**Dataset entries on figures:**
▼▼▼
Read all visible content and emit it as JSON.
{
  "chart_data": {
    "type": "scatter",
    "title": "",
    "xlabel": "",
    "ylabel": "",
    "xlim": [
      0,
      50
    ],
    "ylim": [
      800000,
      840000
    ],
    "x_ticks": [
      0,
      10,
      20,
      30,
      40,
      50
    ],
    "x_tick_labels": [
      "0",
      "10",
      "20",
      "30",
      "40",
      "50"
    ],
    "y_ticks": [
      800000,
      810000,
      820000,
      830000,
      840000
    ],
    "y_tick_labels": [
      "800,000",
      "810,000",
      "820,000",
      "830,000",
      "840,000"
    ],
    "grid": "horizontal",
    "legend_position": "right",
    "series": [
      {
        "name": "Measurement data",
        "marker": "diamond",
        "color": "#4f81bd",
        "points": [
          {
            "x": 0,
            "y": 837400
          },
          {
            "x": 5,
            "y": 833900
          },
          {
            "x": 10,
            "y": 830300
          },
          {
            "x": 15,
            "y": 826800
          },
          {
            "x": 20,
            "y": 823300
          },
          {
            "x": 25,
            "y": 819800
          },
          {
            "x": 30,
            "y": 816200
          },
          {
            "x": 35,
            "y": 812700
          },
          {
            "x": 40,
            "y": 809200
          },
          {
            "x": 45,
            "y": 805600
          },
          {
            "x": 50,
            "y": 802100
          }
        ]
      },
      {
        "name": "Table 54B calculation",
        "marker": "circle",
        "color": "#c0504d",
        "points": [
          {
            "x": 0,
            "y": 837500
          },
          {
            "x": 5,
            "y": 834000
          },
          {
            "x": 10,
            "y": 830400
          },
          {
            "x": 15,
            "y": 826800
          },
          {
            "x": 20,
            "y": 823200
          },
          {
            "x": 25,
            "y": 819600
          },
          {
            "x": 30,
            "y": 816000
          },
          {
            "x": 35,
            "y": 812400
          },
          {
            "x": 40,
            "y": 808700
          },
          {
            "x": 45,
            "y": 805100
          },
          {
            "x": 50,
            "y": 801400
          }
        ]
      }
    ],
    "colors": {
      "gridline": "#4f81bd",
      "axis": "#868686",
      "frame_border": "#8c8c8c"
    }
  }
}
▲▲▲
**OBJECTIVE:** Repeat all the entries word for word.

**SOLUTION BELOW:**
Read all visible content and emit it as JSON.
{
  "chart_data": {
    "type": "scatter",
    "title": "",
    "xlabel": "",
    "ylabel": "",
    "xlim": [
      0,
      50
    ],
    "ylim": [
      800000,
      840000
    ],
    "x_ticks": [
      0,
      10,
      20,
      30,
      40,
      50
    ],
    "x_tick_labels": [
      "0",
      "10",
      "20",
      "30",
      "40",
      "50"
    ],
    "y_ticks": [
      800000,
      810000,
      820000,
      830000,
      840000
    ],
    "y_tick_labels": [
      "800,000",
      "810,000",
      "820,000",
      "830,000",
      "840,000"
    ],
    "grid": "horizontal",
    "legend_position": "right",
    "series": [
      {
        "name": "Measurement data",
        "marker": "diamond",
        "color": "#4f81bd",
        "points": [
          {
            "x": 0,
            "y": 837400
          },
          {
            "x": 5,
            "y": 833900
          },
          {
            "x": 10,
            "y": 830300
          },
          {
            "x": 15,
            "y": 826800
          },
          {
            "x": 20,
            "y": 823300
          },
          {
            "x": 25,
            "y": 819800
          },
          {
            "x": 30,
            "y": 816200
          },
          {
            "x": 35,
            "y": 812700
          },
          {
            "x": 40,
            "y": 809200
          },
          {
            "x": 45,
            "y": 805600
          },
          {
            "x": 50,
            "y": 802100
          }
        ]
      },
      {
        "name": "Table 54B calculation",
        "marker": "circle",
        "color": "#c0504d",
        "points": [
          {
            "x": 0,
            "y": 837500
          },
          {
            "x": 5,
            "y": 834000
          },
          {
            "x": 10,
            "y": 830400
          },
          {
            "x": 15,
            "y": 826800
          },
          {
            "x": 20,
            "y": 823200
          },
          {
            "x": 25,
            "y": 819600
          },
          {
            "x": 30,
            "y": 816000
          },
          {
            "x": 35,
            "y": 812400
          },
          {
            "x": 40,
            "y": 808700
          },
          {
            "x": 45,
            "y": 805100
          },
          {
            "x": 50,
            "y": 801400
          }
        ]
      }
    ],
    "colors": {
      "gridline": "#4f81bd",
      "axis": "#868686",
      "frame_border": "#8c8c8c"
    }
  }
}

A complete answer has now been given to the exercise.